- YOUR INSTRUCTIONS
Restate the data exactly as given and keep the pictures out.
##### EXTRACTED INFORMATION #####
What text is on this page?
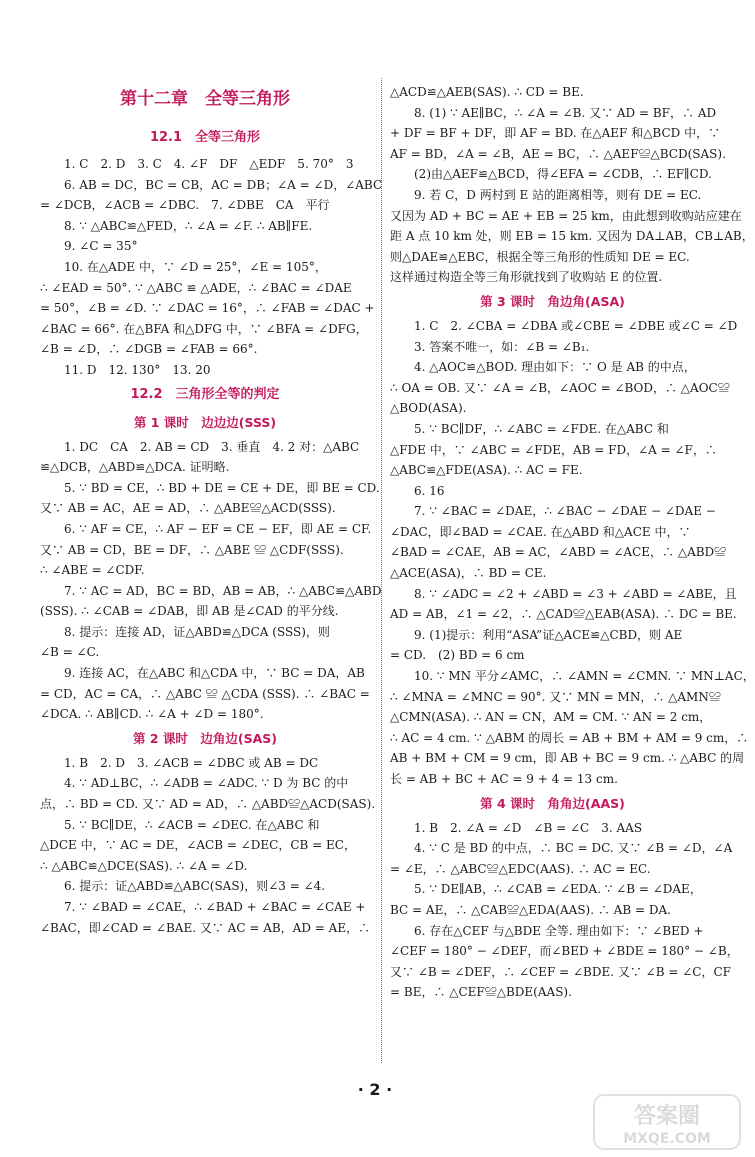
第十二章　全等三角形
12.1　全等三角形
1. C　2. D　3. C　4. ∠F　DF　△EDF　5. 70°　3
6. AB = DC，BC = CB，AC = DB；∠A = ∠D，∠ABC
= ∠DCB，∠ACB = ∠DBC.　7. ∠DBE　CA　平行
8. ∵ △ABC≌△FED，∴ ∠A = ∠F. ∴ AB∥FE.
9. ∠C = 35°
10. 在△ADE 中，∵ ∠D = 25°，∠E = 105°，
∴ ∠EAD = 50°. ∵ △ABC ≌ △ADE，∴ ∠BAC = ∠DAE
= 50°，∠B = ∠D. ∵ ∠DAC = 16°，∴ ∠FAB = ∠DAC +
∠BAC = 66°. 在△BFA 和△DFG 中，∵ ∠BFA = ∠DFG，
∠B = ∠D，∴ ∠DGB = ∠FAB = 66°.
11. D　12. 130°　13. 20
12.2　三角形全等的判定
第 1 课时　边边边(SSS)
1. DC　CA　2. AB = CD　3. 垂直　4. 2 对：△ABC
≌△DCB，△ABD≌△DCA. 证明略.
5. ∵ BD = CE，∴ BD + DE = CE + DE，即 BE = CD.
又∵ AB = AC，AE = AD，∴ △ABE≌△ACD(SSS).
6. ∵ AF = CE，∴ AF − EF = CE − EF，即 AE = CF.
又∵ AB = CD，BE = DF，∴ △ABE ≌ △CDF(SSS).
∴ ∠ABE = ∠CDF.
7. ∵ AC = AD，BC = BD，AB = AB，∴ △ABC≌△ABD
(SSS). ∴ ∠CAB = ∠DAB，即 AB 是∠CAD 的平分线.
8. 提示：连接 AD，证△ABD≌△DCA (SSS)，则
∠B = ∠C.
9. 连接 AC，在△ABC 和△CDA 中，∵ BC = DA，AB
= CD，AC = CA，∴ △ABC ≌ △CDA (SSS). ∴ ∠BAC =
∠DCA. ∴ AB∥CD. ∴ ∠A + ∠D = 180°.
第 2 课时　边角边(SAS)
1. B　2. D　3. ∠ACB = ∠DBC 或 AB = DC
4. ∵ AD⊥BC，∴ ∠ADB = ∠ADC. ∵ D 为 BC 的中
点，∴ BD = CD. 又∵ AD = AD，∴ △ABD≌△ACD(SAS).
5. ∵ BC∥DE，∴ ∠ACB = ∠DEC. 在△ABC 和
△DCE 中，∵ AC = DE，∠ACB = ∠DEC，CB = EC，
∴ △ABC≌△DCE(SAS). ∴ ∠A = ∠D.
6. 提示：证△ABD≌△ABC(SAS)，则∠3 = ∠4.
7. ∵ ∠BAD = ∠CAE，∴ ∠BAD + ∠BAC = ∠CAE +
∠BAC，即∠CAD = ∠BAE. 又∵ AC = AB，AD = AE，∴
△ACD≌△AEB(SAS). ∴ CD = BE.
8. (1) ∵ AE∥BC，∴ ∠A = ∠B. 又∵ AD = BF，∴ AD
+ DF = BF + DF，即 AF = BD. 在△AEF 和△BCD 中，∵
AF = BD，∠A = ∠B，AE = BC，∴ △AEF≌△BCD(SAS).
(2)由△AEF≌△BCD，得∠EFA = ∠CDB，∴ EF∥CD.
9. 若 C，D 两村到 E 站的距离相等，则有 DE = EC.
又因为 AD + BC = AE + EB = 25 km，由此想到收购站应建在
距 A 点 10 km 处，则 EB = 15 km. 又因为 DA⊥AB，CB⊥AB，
则△DAE≌△EBC，根据全等三角形的性质知 DE = EC.
这样通过构造全等三角形就找到了收购站 E 的位置.
第 3 课时　角边角(ASA)
1. C　2. ∠CBA = ∠DBA 或∠CBE = ∠DBE 或∠C = ∠D
3. 答案不唯一，如：∠B = ∠B₁.
4. △AOC≌△BOD. 理由如下：∵ O 是 AB 的中点，
∴ OA = OB. 又∵ ∠A = ∠B，∠AOC = ∠BOD，∴ △AOC≌
△BOD(ASA).
5. ∵ BC∥DF，∴ ∠ABC = ∠FDE. 在△ABC 和
△FDE 中，∵ ∠ABC = ∠FDE，AB = FD，∠A = ∠F，∴
△ABC≌△FDE(ASA). ∴ AC = FE.
6. 16
7. ∵ ∠BAC = ∠DAE，∴ ∠BAC − ∠DAE − ∠DAE −
∠DAC，即∠BAD = ∠CAE. 在△ABD 和△ACE 中，∵
∠BAD = ∠CAE，AB = AC，∠ABD = ∠ACE，∴ △ABD≌
△ACE(ASA)，∴ BD = CE.
8. ∵ ∠ADC = ∠2 + ∠ABD = ∠3 + ∠ABD = ∠ABE，且
AD = AB，∠1 = ∠2，∴ △CAD≌△EAB(ASA). ∴ DC = BE.
9. (1)提示：利用“ASA”证△ACE≌△CBD，则 AE
= CD.　(2) BD = 6 cm
10. ∵ MN 平分∠AMC，∴ ∠AMN = ∠CMN. ∵ MN⊥AC，
∴ ∠MNA = ∠MNC = 90°. 又∵ MN = MN，∴ △AMN≌
△CMN(ASA). ∴ AN = CN，AM = CM. ∵ AN = 2 cm，
∴ AC = 4 cm. ∵ △ABM 的周长 = AB + BM + AM = 9 cm，∴
AB + BM + CM = 9 cm，即 AB + BC = 9 cm. ∴ △ABC 的周
长 = AB + BC + AC = 9 + 4 = 13 cm.
第 4 课时　角角边(AAS)
1. B　2. ∠A = ∠D　∠B = ∠C　3. AAS
4. ∵ C 是 BD 的中点，∴ BC = DC. 又∵ ∠B = ∠D，∠A
= ∠E，∴ △ABC≌△EDC(AAS). ∴ AC = EC.
5. ∵ DE∥AB，∴ ∠CAB = ∠EDA. ∵ ∠B = ∠DAE，
BC = AE，∴ △CAB≌△EDA(AAS). ∴ AB = DA.
6. 存在△CEF 与△BDE 全等. 理由如下：∵ ∠BED +
∠CEF = 180° − ∠DEF，而∠BED + ∠BDE = 180° − ∠B，
又∵ ∠B = ∠DEF，∴ ∠CEF = ∠BDE. 又∵ ∠B = ∠C，CF
= BE，∴ △CEF≌△BDE(AAS).
· 2 ·
答案圈
MXQE.COM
#####
- CORRECT OUTPUT
What text is on this page?
第十二章　全等三角形
12.1　全等三角形
1. C　2. D　3. C　4. ∠F　DF　△EDF　5. 70°　3
6. AB = DC，BC = CB，AC = DB；∠A = ∠D，∠ABC
= ∠DCB，∠ACB = ∠DBC.　7. ∠DBE　CA　平行
8. ∵ △ABC≌△FED，∴ ∠A = ∠F. ∴ AB∥FE.
9. ∠C = 35°
10. 在△ADE 中，∵ ∠D = 25°，∠E = 105°，
∴ ∠EAD = 50°. ∵ △ABC ≌ △ADE，∴ ∠BAC = ∠DAE
= 50°，∠B = ∠D. ∵ ∠DAC = 16°，∴ ∠FAB = ∠DAC +
∠BAC = 66°. 在△BFA 和△DFG 中，∵ ∠BFA = ∠DFG，
∠B = ∠D，∴ ∠DGB = ∠FAB = 66°.
11. D　12. 130°　13. 20
12.2　三角形全等的判定
第 1 课时　边边边(SSS)
1. DC　CA　2. AB = CD　3. 垂直　4. 2 对：△ABC
≌△DCB，△ABD≌△DCA. 证明略.
5. ∵ BD = CE，∴ BD + DE = CE + DE，即 BE = CD.
又∵ AB = AC，AE = AD，∴ △ABE≌△ACD(SSS).
6. ∵ AF = CE，∴ AF − EF = CE − EF，即 AE = CF.
又∵ AB = CD，BE = DF，∴ △ABE ≌ △CDF(SSS).
∴ ∠ABE = ∠CDF.
7. ∵ AC = AD，BC = BD，AB = AB，∴ △ABC≌△ABD
(SSS). ∴ ∠CAB = ∠DAB，即 AB 是∠CAD 的平分线.
8. 提示：连接 AD，证△ABD≌△DCA (SSS)，则
∠B = ∠C.
9. 连接 AC，在△ABC 和△CDA 中，∵ BC = DA，AB
= CD，AC = CA，∴ △ABC ≌ △CDA (SSS). ∴ ∠BAC =
∠DCA. ∴ AB∥CD. ∴ ∠A + ∠D = 180°.
第 2 课时　边角边(SAS)
1. B　2. D　3. ∠ACB = ∠DBC 或 AB = DC
4. ∵ AD⊥BC，∴ ∠ADB = ∠ADC. ∵ D 为 BC 的中
点，∴ BD = CD. 又∵ AD = AD，∴ △ABD≌△ACD(SAS).
5. ∵ BC∥DE，∴ ∠ACB = ∠DEC. 在△ABC 和
△DCE 中，∵ AC = DE，∠ACB = ∠DEC，CB = EC，
∴ △ABC≌△DCE(SAS). ∴ ∠A = ∠D.
6. 提示：证△ABD≌△ABC(SAS)，则∠3 = ∠4.
7. ∵ ∠BAD = ∠CAE，∴ ∠BAD + ∠BAC = ∠CAE +
∠BAC，即∠CAD = ∠BAE. 又∵ AC = AB，AD = AE，∴
△ACD≌△AEB(SAS). ∴ CD = BE.
8. (1) ∵ AE∥BC，∴ ∠A = ∠B. 又∵ AD = BF，∴ AD
+ DF = BF + DF，即 AF = BD. 在△AEF 和△BCD 中，∵
AF = BD，∠A = ∠B，AE = BC，∴ △AEF≌△BCD(SAS).
(2)由△AEF≌△BCD，得∠EFA = ∠CDB，∴ EF∥CD.
9. 若 C，D 两村到 E 站的距离相等，则有 DE = EC.
又因为 AD + BC = AE + EB = 25 km，由此想到收购站应建在
距 A 点 10 km 处，则 EB = 15 km. 又因为 DA⊥AB，CB⊥AB，
则△DAE≌△EBC，根据全等三角形的性质知 DE = EC.
这样通过构造全等三角形就找到了收购站 E 的位置.
第 3 课时　角边角(ASA)
1. C　2. ∠CBA = ∠DBA 或∠CBE = ∠DBE 或∠C = ∠D
3. 答案不唯一，如：∠B = ∠B₁.
4. △AOC≌△BOD. 理由如下：∵ O 是 AB 的中点，
∴ OA = OB. 又∵ ∠A = ∠B，∠AOC = ∠BOD，∴ △AOC≌
△BOD(ASA).
5. ∵ BC∥DF，∴ ∠ABC = ∠FDE. 在△ABC 和
△FDE 中，∵ ∠ABC = ∠FDE，AB = FD，∠A = ∠F，∴
△ABC≌△FDE(ASA). ∴ AC = FE.
6. 16
7. ∵ ∠BAC = ∠DAE，∴ ∠BAC − ∠DAE − ∠DAE −
∠DAC，即∠BAD = ∠CAE. 在△ABD 和△ACE 中，∵
∠BAD = ∠CAE，AB = AC，∠ABD = ∠ACE，∴ △ABD≌
△ACE(ASA)，∴ BD = CE.
8. ∵ ∠ADC = ∠2 + ∠ABD = ∠3 + ∠ABD = ∠ABE，且
AD = AB，∠1 = ∠2，∴ △CAD≌△EAB(ASA). ∴ DC = BE.
9. (1)提示：利用“ASA”证△ACE≌△CBD，则 AE
= CD.　(2) BD = 6 cm
10. ∵ MN 平分∠AMC，∴ ∠AMN = ∠CMN. ∵ MN⊥AC，
∴ ∠MNA = ∠MNC = 90°. 又∵ MN = MN，∴ △AMN≌
△CMN(ASA). ∴ AN = CN，AM = CM. ∵ AN = 2 cm，
∴ AC = 4 cm. ∵ △ABM 的周长 = AB + BM + AM = 9 cm，∴
AB + BM + CM = 9 cm，即 AB + BC = 9 cm. ∴ △ABC 的周
长 = AB + BC + AC = 9 + 4 = 13 cm.
第 4 课时　角角边(AAS)
1. B　2. ∠A = ∠D　∠B = ∠C　3. AAS
4. ∵ C 是 BD 的中点，∴ BC = DC. 又∵ ∠B = ∠D，∠A
= ∠E，∴ △ABC≌△EDC(AAS). ∴ AC = EC.
5. ∵ DE∥AB，∴ ∠CAB = ∠EDA. ∵ ∠B = ∠DAE，
BC = AE，∴ △CAB≌△EDA(AAS). ∴ AB = DA.
6. 存在△CEF 与△BDE 全等. 理由如下：∵ ∠BED +
∠CEF = 180° − ∠DEF，而∠BED + ∠BDE = 180° − ∠B，
又∵ ∠B = ∠DEF，∴ ∠CEF = ∠BDE. 又∵ ∠B = ∠C，CF
= BE，∴ △CEF≌△BDE(AAS).
· 2 ·
答案圈
MXQE.COM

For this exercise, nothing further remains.